### SHORT TASK
Copy each line in which the string "type" occurs.

START RECORDS FOR THE TASK

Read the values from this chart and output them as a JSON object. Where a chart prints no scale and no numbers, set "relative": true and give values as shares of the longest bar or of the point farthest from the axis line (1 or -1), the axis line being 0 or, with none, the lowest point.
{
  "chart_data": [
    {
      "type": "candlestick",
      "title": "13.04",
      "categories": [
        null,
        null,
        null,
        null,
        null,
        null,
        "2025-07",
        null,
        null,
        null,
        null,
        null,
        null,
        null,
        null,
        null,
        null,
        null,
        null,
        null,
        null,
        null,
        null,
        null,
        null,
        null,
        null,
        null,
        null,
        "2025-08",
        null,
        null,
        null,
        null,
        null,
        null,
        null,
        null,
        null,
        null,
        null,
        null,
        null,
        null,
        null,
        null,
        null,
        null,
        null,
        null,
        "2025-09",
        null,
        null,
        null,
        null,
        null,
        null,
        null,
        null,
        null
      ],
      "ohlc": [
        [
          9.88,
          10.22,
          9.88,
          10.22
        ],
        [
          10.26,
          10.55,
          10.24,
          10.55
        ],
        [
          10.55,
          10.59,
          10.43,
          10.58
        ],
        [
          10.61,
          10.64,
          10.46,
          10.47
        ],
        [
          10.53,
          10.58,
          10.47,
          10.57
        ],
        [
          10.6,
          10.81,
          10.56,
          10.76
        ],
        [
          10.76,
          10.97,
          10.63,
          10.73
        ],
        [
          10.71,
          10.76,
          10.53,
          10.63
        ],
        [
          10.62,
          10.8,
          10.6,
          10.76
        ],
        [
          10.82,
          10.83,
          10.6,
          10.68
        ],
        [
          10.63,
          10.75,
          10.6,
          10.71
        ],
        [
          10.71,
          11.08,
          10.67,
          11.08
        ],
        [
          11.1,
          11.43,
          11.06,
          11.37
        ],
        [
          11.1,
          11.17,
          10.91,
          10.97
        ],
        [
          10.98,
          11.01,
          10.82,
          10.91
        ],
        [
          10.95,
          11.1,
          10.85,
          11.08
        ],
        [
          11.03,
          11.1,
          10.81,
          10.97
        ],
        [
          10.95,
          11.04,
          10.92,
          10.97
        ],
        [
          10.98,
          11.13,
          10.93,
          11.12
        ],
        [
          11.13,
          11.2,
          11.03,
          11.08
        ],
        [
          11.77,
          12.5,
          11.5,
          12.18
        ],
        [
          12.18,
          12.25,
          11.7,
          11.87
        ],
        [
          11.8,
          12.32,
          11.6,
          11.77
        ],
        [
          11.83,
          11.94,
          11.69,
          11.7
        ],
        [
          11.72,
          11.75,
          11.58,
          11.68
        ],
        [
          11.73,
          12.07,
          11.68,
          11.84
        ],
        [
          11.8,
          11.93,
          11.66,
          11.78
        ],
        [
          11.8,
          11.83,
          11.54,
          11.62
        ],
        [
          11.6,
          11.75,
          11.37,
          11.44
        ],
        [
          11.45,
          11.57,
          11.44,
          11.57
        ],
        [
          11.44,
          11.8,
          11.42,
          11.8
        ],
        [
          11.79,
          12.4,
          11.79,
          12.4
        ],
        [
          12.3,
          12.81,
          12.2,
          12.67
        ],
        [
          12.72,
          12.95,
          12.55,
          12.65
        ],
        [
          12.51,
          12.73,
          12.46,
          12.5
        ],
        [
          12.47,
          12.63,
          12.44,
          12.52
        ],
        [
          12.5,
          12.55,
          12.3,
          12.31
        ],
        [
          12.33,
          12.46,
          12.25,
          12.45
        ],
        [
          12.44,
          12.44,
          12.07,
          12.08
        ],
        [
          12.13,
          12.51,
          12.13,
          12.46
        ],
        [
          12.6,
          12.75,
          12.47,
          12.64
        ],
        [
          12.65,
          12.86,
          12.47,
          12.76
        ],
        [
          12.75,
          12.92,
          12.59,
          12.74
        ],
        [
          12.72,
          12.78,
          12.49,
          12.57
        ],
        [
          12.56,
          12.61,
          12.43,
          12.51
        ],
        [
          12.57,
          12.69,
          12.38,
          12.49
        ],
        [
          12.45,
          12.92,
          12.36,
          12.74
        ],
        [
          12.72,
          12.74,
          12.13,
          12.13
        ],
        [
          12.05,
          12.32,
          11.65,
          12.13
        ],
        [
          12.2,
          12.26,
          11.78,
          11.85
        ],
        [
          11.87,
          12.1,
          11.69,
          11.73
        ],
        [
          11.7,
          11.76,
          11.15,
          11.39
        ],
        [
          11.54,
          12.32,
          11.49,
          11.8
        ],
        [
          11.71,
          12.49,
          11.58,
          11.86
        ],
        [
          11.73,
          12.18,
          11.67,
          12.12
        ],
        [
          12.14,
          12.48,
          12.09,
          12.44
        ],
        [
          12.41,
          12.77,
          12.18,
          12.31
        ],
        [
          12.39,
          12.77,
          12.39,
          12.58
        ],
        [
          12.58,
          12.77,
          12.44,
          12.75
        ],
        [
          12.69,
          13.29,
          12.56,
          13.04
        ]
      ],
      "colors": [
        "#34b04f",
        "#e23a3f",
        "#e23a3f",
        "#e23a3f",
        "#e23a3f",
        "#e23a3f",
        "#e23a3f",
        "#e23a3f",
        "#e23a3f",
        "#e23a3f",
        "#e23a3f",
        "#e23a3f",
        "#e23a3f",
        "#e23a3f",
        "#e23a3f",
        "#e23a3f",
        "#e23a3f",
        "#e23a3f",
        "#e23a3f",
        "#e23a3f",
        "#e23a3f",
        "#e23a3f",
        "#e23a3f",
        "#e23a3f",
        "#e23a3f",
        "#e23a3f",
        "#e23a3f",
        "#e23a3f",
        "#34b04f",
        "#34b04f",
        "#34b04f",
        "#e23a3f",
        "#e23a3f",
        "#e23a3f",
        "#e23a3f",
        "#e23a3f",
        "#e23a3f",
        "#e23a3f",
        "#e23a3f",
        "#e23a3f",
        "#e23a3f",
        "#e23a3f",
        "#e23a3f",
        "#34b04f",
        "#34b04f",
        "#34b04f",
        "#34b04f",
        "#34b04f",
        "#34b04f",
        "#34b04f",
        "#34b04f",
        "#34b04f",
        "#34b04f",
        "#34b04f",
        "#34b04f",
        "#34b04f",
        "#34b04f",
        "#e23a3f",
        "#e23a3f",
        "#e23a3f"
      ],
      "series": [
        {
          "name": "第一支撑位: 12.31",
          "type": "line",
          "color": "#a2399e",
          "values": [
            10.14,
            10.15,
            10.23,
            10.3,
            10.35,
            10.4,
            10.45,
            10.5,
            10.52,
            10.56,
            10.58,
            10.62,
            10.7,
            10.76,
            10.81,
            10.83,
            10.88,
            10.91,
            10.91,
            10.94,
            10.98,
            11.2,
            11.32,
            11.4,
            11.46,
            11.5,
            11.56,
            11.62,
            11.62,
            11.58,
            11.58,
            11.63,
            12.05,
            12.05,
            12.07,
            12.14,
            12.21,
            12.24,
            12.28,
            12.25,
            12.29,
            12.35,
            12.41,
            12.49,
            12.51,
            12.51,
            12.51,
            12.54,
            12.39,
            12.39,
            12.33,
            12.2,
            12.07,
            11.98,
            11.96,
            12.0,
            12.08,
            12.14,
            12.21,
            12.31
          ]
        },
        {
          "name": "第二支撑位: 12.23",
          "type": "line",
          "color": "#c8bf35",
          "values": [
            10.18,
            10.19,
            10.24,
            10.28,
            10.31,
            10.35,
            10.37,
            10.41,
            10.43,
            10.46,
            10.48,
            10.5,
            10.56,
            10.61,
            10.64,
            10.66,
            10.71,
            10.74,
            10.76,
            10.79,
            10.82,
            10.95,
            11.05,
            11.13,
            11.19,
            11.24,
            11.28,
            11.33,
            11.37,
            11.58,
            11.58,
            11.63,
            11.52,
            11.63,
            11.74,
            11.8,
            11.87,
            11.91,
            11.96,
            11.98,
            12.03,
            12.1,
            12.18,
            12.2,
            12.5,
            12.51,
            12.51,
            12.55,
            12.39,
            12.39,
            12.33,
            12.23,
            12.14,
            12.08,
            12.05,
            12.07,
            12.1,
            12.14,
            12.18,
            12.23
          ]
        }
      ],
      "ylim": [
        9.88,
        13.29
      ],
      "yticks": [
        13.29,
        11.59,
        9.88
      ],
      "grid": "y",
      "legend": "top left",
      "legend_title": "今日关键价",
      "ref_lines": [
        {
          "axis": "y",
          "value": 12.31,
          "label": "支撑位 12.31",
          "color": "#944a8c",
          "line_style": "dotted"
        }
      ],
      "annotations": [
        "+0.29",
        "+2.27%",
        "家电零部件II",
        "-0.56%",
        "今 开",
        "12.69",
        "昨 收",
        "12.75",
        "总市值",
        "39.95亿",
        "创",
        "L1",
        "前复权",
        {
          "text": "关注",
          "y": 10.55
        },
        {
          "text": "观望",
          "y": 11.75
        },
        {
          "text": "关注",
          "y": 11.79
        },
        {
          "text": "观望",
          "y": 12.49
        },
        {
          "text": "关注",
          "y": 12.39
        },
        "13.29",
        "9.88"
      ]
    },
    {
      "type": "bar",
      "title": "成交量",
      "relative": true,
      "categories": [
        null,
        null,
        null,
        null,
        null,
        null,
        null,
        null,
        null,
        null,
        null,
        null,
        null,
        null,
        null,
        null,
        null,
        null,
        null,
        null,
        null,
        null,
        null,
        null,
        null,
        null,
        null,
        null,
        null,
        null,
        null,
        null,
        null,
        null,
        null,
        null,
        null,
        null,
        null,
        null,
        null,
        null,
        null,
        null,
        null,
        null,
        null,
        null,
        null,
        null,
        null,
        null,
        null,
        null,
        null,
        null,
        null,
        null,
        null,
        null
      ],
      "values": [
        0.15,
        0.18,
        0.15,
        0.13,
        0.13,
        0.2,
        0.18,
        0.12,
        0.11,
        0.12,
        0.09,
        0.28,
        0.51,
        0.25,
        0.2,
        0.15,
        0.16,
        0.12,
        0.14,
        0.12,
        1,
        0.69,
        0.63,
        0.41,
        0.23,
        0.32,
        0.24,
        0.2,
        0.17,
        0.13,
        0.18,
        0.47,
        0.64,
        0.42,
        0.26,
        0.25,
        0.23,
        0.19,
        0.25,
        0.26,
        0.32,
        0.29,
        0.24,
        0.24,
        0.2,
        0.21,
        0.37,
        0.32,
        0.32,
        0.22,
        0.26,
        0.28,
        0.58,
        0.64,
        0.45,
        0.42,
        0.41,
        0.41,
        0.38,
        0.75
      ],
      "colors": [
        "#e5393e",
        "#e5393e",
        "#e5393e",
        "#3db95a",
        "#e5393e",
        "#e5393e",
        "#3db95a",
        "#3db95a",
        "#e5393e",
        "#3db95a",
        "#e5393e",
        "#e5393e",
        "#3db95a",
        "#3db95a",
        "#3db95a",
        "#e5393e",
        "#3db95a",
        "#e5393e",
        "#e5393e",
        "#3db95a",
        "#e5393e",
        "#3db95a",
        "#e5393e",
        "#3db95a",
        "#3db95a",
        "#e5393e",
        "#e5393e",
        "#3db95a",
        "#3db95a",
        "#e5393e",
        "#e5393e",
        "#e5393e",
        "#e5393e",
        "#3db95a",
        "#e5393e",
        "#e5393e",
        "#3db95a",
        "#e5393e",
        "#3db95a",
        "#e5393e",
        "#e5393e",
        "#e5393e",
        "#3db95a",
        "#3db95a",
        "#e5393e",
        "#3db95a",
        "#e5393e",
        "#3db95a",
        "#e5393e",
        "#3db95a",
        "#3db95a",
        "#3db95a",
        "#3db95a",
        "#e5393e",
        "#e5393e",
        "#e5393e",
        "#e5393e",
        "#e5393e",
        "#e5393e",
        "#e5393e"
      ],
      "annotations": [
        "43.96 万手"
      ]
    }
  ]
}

END RECORDS FOR THE TASK

### COMPLETED EXERCISE
      "type": "candlestick",
          "type": "line",
          "type": "line",
      "type": "bar",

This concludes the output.